───── Records shown ─────

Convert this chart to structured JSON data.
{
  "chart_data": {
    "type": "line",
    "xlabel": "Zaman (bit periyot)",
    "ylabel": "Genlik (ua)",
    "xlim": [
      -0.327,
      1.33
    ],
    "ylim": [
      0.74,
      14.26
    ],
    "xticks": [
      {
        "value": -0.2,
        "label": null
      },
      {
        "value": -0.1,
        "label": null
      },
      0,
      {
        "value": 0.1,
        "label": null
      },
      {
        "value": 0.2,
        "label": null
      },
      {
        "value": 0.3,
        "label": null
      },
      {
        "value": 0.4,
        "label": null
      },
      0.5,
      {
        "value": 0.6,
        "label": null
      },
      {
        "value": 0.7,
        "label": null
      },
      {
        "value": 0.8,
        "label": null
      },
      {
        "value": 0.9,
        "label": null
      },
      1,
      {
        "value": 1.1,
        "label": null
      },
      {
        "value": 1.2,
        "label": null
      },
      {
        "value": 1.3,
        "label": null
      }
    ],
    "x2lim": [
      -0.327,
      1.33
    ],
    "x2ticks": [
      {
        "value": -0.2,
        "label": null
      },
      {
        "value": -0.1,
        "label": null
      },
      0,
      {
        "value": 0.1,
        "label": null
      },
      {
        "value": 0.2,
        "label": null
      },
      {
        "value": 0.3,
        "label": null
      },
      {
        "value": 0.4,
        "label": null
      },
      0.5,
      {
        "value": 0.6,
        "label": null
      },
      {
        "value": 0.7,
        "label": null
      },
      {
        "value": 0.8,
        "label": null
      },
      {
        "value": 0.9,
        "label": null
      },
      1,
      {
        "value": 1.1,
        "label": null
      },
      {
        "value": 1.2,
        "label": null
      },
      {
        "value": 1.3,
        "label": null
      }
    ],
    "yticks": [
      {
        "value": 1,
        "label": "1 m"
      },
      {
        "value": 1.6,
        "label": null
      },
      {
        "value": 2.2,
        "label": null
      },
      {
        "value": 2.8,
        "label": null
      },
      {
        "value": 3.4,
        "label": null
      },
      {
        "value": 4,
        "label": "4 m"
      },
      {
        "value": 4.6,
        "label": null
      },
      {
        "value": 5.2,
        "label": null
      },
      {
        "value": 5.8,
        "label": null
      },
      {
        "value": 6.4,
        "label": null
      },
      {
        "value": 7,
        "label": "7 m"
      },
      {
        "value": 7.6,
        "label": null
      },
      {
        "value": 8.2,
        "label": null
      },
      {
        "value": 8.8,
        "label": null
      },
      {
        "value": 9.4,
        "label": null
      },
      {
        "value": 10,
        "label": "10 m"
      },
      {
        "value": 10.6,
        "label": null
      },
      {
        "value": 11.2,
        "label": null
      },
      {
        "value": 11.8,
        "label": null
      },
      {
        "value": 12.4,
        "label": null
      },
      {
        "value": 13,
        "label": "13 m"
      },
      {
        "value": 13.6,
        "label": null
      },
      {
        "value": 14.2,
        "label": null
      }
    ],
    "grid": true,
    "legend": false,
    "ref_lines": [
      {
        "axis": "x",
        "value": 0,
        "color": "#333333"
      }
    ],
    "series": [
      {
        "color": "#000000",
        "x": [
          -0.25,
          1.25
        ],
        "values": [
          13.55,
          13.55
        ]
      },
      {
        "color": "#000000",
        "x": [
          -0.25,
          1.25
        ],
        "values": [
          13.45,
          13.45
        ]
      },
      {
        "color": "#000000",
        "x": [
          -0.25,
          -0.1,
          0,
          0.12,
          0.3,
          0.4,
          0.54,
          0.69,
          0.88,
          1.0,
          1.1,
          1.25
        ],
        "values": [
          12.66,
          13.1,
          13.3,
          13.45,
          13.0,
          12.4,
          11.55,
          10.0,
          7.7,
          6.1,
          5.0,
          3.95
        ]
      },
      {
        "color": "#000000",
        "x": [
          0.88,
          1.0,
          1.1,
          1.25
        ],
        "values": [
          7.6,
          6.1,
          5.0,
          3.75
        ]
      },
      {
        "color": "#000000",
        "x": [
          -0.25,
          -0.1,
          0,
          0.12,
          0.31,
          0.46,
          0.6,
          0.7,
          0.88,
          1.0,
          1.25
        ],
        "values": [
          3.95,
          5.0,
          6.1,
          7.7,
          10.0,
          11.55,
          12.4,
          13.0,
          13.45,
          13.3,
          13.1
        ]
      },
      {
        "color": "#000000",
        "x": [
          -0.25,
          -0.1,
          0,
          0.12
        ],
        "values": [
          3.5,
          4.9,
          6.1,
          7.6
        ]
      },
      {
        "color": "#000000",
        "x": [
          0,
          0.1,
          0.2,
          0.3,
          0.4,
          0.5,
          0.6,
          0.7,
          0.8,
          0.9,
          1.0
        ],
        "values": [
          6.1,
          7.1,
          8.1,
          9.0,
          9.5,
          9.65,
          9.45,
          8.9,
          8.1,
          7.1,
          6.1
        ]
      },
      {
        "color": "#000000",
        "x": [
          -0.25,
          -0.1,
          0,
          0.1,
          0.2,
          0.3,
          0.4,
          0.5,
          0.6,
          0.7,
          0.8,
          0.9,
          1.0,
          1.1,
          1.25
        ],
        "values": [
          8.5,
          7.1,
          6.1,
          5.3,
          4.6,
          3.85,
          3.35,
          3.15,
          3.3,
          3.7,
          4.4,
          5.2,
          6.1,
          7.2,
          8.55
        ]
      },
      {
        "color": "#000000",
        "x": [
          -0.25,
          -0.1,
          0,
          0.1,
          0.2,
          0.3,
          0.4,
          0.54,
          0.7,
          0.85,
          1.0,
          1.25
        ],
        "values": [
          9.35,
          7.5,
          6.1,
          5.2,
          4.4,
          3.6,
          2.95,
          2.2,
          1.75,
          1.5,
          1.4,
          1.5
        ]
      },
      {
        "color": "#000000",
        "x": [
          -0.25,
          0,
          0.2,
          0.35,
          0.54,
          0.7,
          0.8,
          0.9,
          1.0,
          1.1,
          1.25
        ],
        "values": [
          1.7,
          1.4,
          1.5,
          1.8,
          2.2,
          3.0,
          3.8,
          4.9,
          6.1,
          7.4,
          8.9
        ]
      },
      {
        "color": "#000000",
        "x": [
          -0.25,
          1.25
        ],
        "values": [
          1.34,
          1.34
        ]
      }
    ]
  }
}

─────
───── Records shown ─────

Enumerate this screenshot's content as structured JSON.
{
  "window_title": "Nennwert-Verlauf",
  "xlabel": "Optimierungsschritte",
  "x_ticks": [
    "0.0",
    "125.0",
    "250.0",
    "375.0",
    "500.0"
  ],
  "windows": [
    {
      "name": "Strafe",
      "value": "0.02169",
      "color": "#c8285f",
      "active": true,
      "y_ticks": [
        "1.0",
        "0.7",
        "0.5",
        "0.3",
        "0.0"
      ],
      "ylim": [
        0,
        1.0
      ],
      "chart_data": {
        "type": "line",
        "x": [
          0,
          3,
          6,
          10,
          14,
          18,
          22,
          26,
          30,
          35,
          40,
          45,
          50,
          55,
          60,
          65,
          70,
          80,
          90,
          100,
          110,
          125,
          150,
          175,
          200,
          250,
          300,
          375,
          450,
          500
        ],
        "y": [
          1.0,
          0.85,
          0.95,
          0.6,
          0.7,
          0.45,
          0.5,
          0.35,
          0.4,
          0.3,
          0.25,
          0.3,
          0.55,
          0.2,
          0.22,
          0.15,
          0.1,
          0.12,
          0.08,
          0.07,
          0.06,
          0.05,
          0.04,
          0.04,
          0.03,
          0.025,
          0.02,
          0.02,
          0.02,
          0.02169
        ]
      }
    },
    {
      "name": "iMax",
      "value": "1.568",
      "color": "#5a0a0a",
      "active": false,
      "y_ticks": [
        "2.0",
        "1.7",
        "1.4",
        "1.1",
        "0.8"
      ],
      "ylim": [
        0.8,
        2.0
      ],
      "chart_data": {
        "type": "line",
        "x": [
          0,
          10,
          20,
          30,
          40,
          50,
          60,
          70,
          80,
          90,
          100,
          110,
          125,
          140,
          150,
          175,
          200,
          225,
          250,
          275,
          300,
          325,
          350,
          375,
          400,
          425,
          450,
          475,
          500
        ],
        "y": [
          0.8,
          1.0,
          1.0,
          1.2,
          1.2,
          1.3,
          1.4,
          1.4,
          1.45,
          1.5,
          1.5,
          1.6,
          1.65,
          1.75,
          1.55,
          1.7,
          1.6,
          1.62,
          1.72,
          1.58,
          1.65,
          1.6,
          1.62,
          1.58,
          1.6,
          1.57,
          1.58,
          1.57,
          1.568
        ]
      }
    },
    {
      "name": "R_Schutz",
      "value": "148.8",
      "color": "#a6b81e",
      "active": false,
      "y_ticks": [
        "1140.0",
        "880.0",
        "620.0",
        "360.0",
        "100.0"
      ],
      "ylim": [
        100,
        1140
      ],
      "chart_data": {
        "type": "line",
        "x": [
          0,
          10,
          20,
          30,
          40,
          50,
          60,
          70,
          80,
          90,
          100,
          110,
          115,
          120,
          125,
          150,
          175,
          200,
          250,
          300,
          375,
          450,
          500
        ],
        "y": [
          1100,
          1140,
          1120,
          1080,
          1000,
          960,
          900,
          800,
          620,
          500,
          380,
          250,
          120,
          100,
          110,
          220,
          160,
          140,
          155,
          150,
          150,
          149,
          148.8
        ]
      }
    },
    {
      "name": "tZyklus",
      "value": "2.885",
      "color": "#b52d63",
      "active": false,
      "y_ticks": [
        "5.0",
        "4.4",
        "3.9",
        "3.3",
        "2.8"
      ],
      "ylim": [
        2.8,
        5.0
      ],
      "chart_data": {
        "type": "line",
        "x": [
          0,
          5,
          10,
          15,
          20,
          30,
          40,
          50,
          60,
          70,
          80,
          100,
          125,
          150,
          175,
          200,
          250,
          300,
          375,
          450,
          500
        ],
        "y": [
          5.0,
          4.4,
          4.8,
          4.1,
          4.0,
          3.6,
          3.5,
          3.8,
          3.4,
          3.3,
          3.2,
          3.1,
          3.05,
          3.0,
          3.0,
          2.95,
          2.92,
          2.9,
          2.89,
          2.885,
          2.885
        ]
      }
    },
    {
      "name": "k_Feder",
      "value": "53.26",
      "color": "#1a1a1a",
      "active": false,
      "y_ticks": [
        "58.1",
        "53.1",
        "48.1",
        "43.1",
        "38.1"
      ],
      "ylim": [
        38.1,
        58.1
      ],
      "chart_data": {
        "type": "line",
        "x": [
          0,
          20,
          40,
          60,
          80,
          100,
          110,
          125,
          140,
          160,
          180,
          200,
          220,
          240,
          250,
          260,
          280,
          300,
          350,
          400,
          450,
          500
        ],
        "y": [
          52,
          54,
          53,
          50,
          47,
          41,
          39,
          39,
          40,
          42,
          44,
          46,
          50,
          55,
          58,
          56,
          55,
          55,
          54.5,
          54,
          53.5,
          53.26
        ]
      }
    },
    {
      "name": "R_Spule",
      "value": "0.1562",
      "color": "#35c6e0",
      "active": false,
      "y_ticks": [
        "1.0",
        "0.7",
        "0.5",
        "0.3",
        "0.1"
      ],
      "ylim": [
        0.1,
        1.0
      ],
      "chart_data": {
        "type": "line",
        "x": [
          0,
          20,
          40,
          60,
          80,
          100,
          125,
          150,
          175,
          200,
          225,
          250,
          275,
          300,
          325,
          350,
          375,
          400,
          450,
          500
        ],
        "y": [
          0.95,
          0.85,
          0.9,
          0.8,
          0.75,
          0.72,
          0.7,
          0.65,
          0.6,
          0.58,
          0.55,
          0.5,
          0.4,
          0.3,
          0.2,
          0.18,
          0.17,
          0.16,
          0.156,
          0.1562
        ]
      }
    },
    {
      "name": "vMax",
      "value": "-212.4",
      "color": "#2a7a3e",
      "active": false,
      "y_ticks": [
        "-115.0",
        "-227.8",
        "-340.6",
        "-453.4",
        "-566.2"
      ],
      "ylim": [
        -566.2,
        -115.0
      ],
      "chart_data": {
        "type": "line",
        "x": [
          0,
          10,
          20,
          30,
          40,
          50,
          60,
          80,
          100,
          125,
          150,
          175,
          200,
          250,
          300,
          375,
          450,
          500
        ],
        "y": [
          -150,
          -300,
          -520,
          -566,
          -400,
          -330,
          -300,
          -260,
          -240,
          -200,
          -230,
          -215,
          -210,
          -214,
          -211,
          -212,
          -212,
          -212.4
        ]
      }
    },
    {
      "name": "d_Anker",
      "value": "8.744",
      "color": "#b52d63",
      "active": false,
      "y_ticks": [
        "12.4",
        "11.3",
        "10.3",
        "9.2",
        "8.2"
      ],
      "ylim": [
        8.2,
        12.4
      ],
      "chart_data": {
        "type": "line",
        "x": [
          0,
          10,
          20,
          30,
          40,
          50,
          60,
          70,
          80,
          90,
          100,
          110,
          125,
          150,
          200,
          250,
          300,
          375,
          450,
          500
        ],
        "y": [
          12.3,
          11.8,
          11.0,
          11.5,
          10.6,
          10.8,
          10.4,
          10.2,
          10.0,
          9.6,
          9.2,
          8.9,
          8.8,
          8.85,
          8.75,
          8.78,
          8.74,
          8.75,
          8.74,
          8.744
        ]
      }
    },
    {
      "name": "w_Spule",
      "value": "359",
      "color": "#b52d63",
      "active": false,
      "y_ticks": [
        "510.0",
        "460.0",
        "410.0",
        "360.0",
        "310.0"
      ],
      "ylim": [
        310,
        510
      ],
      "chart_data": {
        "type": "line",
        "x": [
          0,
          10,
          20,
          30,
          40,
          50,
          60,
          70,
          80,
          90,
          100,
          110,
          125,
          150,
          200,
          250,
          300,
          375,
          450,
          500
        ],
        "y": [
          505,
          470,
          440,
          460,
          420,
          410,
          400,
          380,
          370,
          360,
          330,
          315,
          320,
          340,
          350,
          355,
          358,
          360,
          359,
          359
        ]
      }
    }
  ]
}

─────

What is being asked: Among the lines of the records above, count those holding the string "this", and report only the number.

Written response: 2